**WORKING DATA**
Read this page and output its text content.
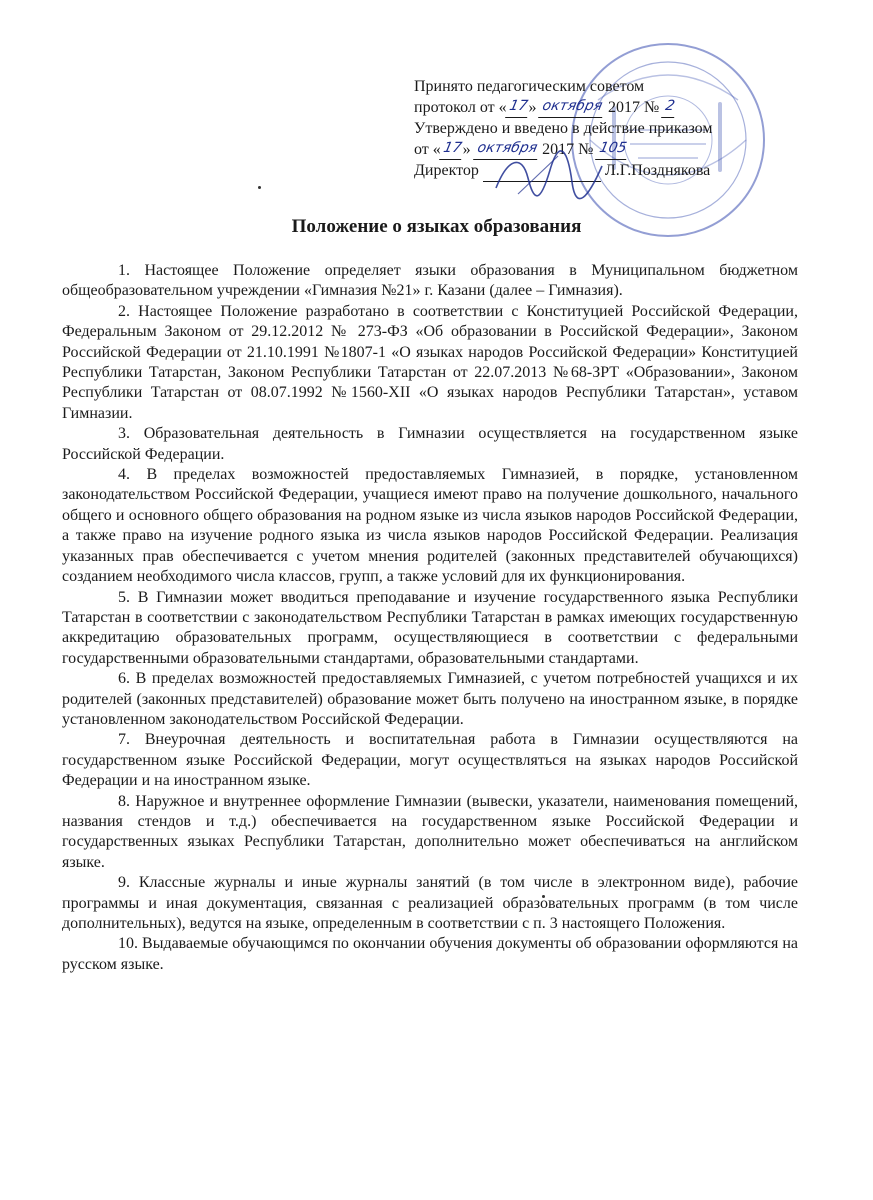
Принято педагогическим советом
протокол от «17» октября 2017 № 2
Утверждено и введено в действие приказом
от «17» октября 2017 № 105
Директор	Л.Г.Позднякова
Положение о языках образования

1. Настоящее Положение определяет языки образования в Муниципальном бюджетном общеобразовательном учреждении «Гимназия №21» г. Казани (далее – Гимназия).

2. Настоящее Положение разработано в соответствии с Конституцией Российской Федерации, Федеральным Законом от 29.12.2012 № 273-ФЗ «Об образовании в Российской Федерации», Законом Российской Федерации от 21.10.1991 №1807-1 «О языках народов Российской Федерации» Конституцией Республики Татарстан, Законом Республики Татарстан от 22.07.2013 №68-ЗРТ «Образовании», Законом Республики Татарстан от 08.07.1992 №1560-XII «О языках народов Республики Татарстан», уставом Гимназии.

3. Образовательная деятельность в Гимназии осуществляется на государственном языке Российской Федерации.

4. В пределах возможностей предоставляемых Гимназией, в порядке, установленном законодательством Российской Федерации, учащиеся имеют право на получение дошкольного, начального общего и основного общего образования на родном языке из числа языков народов Российской Федерации, а также право на изучение родного языка из числа языков народов Российской Федерации. Реализация указанных прав обеспечивается с учетом мнения родителей (законных представителей обучающихся) созданием необходимого числа классов, групп, а также условий для их функционирования.

5. В Гимназии может вводиться преподавание и изучение государственного языка Республики Татарстан в соответствии с законодательством Республики Татарстан в рамках имеющих государственную аккредитацию образовательных программ, осуществляющиеся в соответствии с федеральными государственными образовательными стандартами, образовательными стандартами.

6. В пределах возможностей предоставляемых Гимназией, с учетом потребностей учащихся и их родителей (законных представителей) образование может быть получено на иностранном языке, в порядке установленном законодательством Российской Федерации.

7. Внеурочная деятельность и воспитательная работа в Гимназии осуществляются на государственном языке Российской Федерации, могут осуществляться на языках народов Российской Федерации и на иностранном языке.

8. Наружное и внутреннее оформление Гимназии (вывески, указатели, наименования помещений, названия стендов и т.д.) обеспечивается на государственном языке Российской Федерации и государственных языках Республики Татарстан, дополнительно может обеспечиваться на английском языке.

9. Классные журналы и иные журналы занятий (в том числе в электронном виде), рабочие программы и иная документация, связанная с реализацией образовательных программ (в том числе дополнительных), ведутся на языке, определенным в соответствии с п. 3 настоящего Положения.

10. Выдаваемые обучающимся по окончании обучения документы об образовании оформляются на русском языке.
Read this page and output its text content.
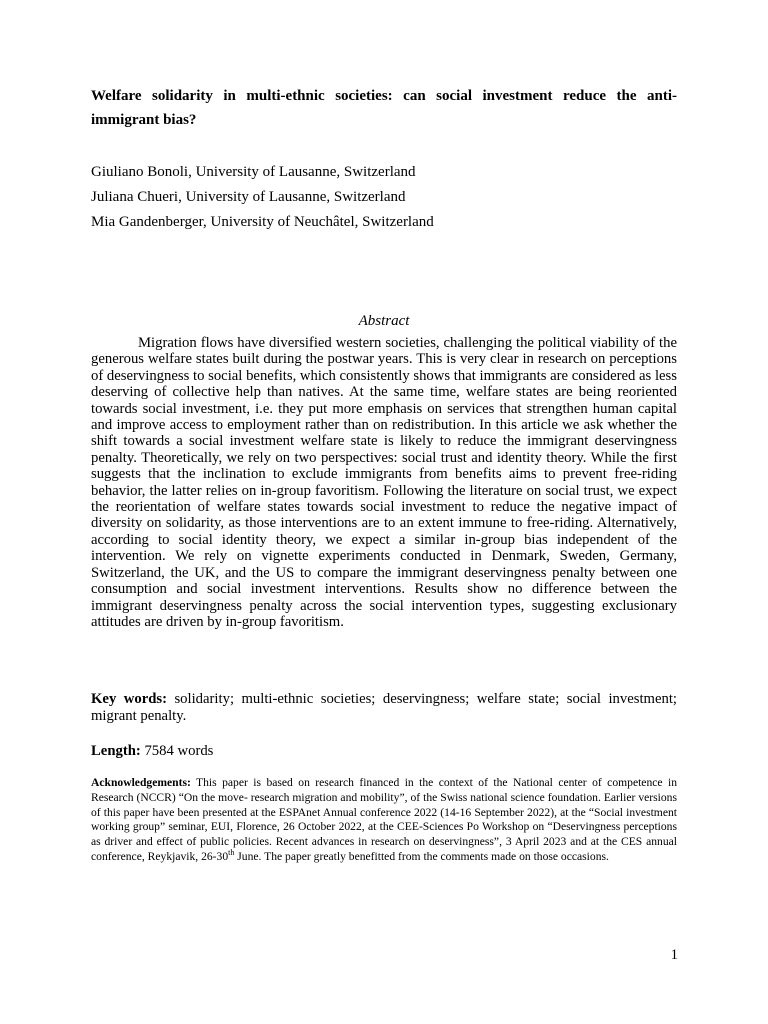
Welfare solidarity in multi-ethnic societies: can social investment reduce the anti-immigrant bias?
Giuliano Bonoli, University of Lausanne, Switzerland
Juliana Chueri, University of Lausanne, Switzerland
Mia Gandenberger, University of Neuchâtel, Switzerland
Abstract

Migration flows have diversified western societies, challenging the political viability of the generous welfare states built during the postwar years. This is very clear in research on perceptions of deservingness to social benefits, which consistently shows that immigrants are considered as less deserving of collective help than natives. At the same time, welfare states are being reoriented towards social investment, i.e. they put more emphasis on services that strengthen human capital and improve access to employment rather than on redistribution. In this article we ask whether the shift towards a social investment welfare state is likely to reduce the immigrant deservingness penalty. Theoretically, we rely on two perspectives: social trust and identity theory. While the first suggests that the inclination to exclude immigrants from benefits aims to prevent free-riding behavior, the latter relies on in-group favoritism. Following the literature on social trust, we expect the reorientation of welfare states towards social investment to reduce the negative impact of diversity on solidarity, as those interventions are to an extent immune to free-riding. Alternatively, according to social identity theory, we expect a similar in-group bias independent of the intervention. We rely on vignette experiments conducted in Denmark, Sweden, Germany, Switzerland, the UK, and the US to compare the immigrant deservingness penalty between one consumption and social investment interventions. Results show no difference between the immigrant deservingness penalty across the social intervention types, suggesting exclusionary attitudes are driven by in-group favoritism.

Key words: solidarity; multi-ethnic societies; deservingness; welfare state; social investment; migrant penalty.

Length: 7584 words

Acknowledgements: This paper is based on research financed in the context of the National center of competence in Research (NCCR) “On the move- research migration and mobility”, of the Swiss national science foundation. Earlier versions of this paper have been presented at the ESPAnet Annual conference 2022 (14-16 September 2022), at the “Social investment working group” seminar, EUI, Florence, 26 October 2022, at the CEE-Sciences Po Workshop on “Deservingness perceptions as driver and effect of public policies. Recent advances in research on deservingness”, 3 April 2023 and at the CES annual conference, Reykjavik, 26-30th June. The paper greatly benefitted from the comments made on those occasions.

1
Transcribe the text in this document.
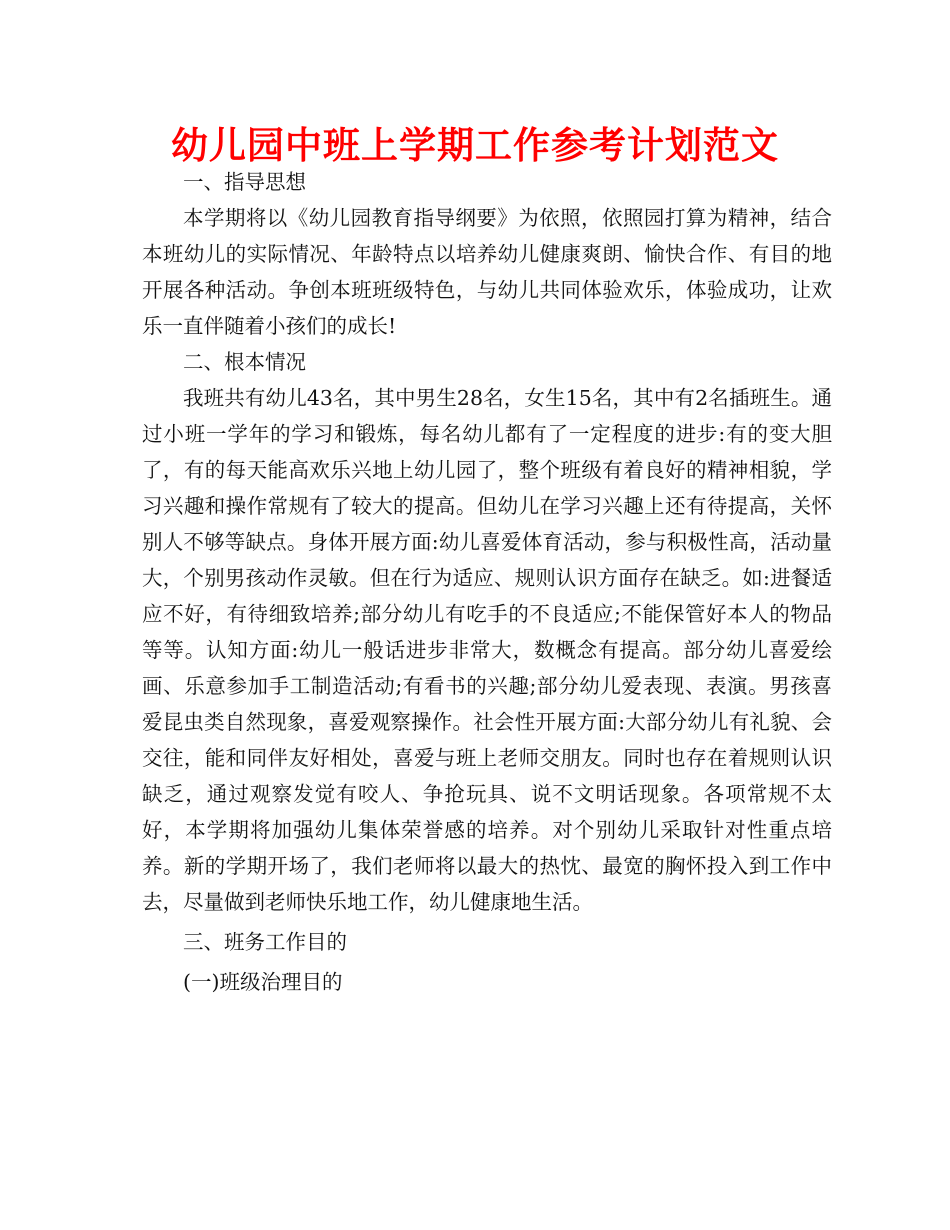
幼儿园中班上学期工作参考计划范文
一、指导思想
本学期将以《幼儿园教育指导纲要》为依照，依照园打算为精神，结合本班幼儿的实际情况、年龄特点以培养幼儿健康爽朗、愉快合作、有目的地开展各种活动。争创本班班级特色，与幼儿共同体验欢乐，体验成功，让欢乐一直伴随着小孩们的成长!
二、根本情况
我班共有幼儿43名，其中男生28名，女生15名，其中有2名插班生。通过小班一学年的学习和锻炼，每名幼儿都有了一定程度的进步:有的变大胆了，有的每天能高欢乐兴地上幼儿园了，整个班级有着良好的精神相貌，学习兴趣和操作常规有了较大的提高。但幼儿在学习兴趣上还有待提高，关怀别人不够等缺点。身体开展方面:幼儿喜爱体育活动，参与积极性高，活动量大，个别男孩动作灵敏。但在行为适应、规则认识方面存在缺乏。如:进餐适应不好，有待细致培养;部分幼儿有吃手的不良适应;不能保管好本人的物品等等。认知方面:幼儿一般话进步非常大，数概念有提高。部分幼儿喜爱绘画、乐意参加手工制造活动;有看书的兴趣;部分幼儿爱表现、表演。男孩喜爱昆虫类自然现象，喜爱观察操作。社会性开展方面:大部分幼儿有礼貌、会交往，能和同伴友好相处，喜爱与班上老师交朋友。同时也存在着规则认识缺乏，通过观察发觉有咬人、争抢玩具、说不文明话现象。各项常规不太好，本学期将加强幼儿集体荣誉感的培养。对个别幼儿采取针对性重点培养。新的学期开场了，我们老师将以最大的热忱、最宽的胸怀投入到工作中去，尽量做到老师快乐地工作，幼儿健康地生活。
三、班务工作目的
(一)班级治理目的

**THE TASK**
Copy out every line of the data that includes the word "Настоящее".

**RESPONSE TO THIS TASK**
1. Настоящее Положение определяет языки образования в Муниципальном бюджетном общеобразовательном учреждении «Гимназия №21» г. Казани (далее – Гимназия).
2. Настоящее Положение разработано в соответствии с Конституцией Российской Федерации, Федеральным Законом от 29.12.2012 № 273-ФЗ «Об образовании в Российской Федерации», Законом Российской Федерации от 21.10.1991 №1807-1 «О языках народов Российской Федерации» Конституцией Республики Татарстан, Законом Республики Татарстан от 22.07.2013 №68-ЗРТ «Образовании», Законом Республики Татарстан от 08.07.1992 №1560-XII «О языках народов Республики Татарстан», уставом Гимназии.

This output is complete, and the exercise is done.